Description of the task
Scan the lines below for the string "active" and copy every one that has it.

(Dataset items)
[Start]

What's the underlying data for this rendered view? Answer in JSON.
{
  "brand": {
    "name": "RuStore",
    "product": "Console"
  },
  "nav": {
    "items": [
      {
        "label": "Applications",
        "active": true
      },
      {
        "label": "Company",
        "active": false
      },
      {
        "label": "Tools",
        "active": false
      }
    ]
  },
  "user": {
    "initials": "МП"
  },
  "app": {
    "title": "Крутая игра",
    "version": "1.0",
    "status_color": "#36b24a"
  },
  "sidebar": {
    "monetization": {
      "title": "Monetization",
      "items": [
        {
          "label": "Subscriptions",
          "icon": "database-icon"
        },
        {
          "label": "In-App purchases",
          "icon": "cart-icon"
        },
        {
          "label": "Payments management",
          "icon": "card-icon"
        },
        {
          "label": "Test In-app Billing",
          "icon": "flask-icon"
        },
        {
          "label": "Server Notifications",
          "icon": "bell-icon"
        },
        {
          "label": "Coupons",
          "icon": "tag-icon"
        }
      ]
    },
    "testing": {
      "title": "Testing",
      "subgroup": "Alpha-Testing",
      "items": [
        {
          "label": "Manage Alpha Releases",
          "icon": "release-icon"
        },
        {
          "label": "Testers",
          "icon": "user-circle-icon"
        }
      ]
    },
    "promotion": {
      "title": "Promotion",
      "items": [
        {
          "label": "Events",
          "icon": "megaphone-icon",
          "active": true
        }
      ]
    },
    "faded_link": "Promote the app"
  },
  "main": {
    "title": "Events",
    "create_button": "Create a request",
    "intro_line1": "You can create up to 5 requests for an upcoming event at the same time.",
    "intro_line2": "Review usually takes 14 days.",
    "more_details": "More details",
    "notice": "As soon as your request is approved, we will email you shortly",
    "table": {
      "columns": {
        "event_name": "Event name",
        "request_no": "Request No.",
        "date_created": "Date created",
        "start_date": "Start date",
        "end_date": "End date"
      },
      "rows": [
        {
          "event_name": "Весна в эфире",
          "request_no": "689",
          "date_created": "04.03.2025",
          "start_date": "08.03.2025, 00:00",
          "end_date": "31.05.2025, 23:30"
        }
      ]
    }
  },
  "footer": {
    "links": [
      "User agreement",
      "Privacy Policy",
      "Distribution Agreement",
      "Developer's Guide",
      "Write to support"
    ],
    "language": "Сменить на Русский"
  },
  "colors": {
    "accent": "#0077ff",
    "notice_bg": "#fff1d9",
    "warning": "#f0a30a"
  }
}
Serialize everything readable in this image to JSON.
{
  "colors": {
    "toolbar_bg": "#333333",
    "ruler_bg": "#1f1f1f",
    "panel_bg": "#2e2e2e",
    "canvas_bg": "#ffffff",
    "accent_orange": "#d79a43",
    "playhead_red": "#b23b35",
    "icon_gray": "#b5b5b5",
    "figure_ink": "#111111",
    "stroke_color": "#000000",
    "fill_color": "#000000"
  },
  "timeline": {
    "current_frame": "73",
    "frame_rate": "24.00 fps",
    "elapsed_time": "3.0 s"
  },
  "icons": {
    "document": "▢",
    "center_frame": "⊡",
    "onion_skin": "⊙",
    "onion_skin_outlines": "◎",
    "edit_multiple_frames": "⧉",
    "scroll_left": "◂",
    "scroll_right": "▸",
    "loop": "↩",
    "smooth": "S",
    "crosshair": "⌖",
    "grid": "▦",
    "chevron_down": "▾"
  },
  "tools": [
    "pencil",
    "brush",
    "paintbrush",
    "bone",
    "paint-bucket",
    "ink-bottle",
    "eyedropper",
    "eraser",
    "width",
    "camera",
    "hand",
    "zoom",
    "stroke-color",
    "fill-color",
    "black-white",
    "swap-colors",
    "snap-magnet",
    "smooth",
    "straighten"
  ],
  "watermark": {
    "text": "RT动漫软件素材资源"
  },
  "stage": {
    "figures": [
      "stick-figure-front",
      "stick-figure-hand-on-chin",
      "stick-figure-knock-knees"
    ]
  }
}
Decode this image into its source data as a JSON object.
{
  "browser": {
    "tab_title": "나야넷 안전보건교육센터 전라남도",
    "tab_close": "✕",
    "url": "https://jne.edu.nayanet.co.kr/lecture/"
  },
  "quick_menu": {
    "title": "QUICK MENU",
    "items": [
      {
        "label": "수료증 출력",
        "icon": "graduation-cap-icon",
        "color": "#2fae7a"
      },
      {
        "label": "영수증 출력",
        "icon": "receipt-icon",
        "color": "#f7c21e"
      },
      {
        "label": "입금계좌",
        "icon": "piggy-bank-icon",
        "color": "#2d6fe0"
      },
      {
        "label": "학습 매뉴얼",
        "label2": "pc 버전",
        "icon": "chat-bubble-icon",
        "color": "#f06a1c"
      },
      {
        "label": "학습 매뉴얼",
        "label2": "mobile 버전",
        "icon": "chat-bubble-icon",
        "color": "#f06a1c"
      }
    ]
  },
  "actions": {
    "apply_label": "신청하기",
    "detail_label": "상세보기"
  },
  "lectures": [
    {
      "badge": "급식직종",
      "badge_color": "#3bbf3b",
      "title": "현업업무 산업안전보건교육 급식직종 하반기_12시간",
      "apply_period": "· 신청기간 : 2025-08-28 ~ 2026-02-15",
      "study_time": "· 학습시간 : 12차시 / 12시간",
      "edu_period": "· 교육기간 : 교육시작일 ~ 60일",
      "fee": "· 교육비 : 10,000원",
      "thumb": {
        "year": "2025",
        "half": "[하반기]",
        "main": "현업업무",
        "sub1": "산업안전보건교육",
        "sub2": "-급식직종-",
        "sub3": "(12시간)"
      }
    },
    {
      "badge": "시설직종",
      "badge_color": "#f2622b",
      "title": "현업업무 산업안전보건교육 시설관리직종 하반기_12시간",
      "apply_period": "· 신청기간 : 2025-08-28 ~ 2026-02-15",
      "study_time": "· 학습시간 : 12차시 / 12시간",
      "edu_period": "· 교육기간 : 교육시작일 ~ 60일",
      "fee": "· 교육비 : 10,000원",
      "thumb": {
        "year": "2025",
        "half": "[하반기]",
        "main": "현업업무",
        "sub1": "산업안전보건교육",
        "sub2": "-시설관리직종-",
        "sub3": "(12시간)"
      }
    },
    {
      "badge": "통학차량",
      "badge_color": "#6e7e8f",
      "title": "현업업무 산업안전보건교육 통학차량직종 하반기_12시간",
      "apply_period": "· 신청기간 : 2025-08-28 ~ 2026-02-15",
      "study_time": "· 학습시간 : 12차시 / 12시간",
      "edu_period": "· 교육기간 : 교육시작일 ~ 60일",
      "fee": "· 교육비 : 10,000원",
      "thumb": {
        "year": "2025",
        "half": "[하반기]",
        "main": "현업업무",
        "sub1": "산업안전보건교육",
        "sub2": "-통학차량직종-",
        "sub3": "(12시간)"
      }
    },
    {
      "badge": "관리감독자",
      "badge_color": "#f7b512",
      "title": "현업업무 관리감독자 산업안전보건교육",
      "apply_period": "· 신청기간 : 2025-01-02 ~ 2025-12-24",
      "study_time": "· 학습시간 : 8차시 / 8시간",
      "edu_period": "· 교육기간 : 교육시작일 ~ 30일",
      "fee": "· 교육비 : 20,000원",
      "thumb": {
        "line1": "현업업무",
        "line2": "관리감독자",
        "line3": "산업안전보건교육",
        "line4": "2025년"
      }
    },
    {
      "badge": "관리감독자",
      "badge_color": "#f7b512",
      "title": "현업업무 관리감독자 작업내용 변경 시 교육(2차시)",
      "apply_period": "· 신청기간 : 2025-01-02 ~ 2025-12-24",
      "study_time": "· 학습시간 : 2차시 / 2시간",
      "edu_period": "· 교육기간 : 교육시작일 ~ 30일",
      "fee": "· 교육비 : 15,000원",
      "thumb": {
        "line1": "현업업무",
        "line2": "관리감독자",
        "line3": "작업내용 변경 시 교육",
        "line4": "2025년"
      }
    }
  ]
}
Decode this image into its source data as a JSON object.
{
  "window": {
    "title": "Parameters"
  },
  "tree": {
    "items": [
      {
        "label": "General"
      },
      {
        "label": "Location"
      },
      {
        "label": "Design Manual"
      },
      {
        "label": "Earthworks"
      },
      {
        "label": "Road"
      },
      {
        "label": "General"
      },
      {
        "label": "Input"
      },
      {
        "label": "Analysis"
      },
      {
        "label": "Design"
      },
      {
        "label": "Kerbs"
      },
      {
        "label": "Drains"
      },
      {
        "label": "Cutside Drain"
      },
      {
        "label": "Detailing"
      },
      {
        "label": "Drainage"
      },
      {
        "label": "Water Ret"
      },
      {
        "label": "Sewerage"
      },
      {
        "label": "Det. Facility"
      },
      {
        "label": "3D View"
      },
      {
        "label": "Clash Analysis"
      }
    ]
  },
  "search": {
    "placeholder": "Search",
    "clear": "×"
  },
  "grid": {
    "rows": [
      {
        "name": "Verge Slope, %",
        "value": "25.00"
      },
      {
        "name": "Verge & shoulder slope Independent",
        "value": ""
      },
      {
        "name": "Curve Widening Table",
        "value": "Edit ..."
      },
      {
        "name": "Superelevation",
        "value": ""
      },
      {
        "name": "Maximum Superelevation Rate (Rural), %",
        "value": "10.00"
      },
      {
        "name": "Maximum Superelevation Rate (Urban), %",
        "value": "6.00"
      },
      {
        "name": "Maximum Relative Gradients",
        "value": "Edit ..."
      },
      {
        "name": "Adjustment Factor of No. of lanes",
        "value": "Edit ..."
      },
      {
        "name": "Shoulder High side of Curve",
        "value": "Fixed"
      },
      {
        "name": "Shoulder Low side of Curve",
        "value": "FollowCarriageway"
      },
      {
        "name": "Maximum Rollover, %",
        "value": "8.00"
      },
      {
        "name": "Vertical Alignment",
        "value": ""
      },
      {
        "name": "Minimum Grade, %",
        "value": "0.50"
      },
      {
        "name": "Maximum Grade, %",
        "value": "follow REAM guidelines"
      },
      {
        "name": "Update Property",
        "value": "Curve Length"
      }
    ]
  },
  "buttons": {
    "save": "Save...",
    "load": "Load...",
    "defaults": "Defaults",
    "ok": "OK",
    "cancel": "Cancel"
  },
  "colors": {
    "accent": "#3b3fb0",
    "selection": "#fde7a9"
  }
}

[End]

Solution to this problem
        "active": true
        "active": false
        "active": false
          "active": true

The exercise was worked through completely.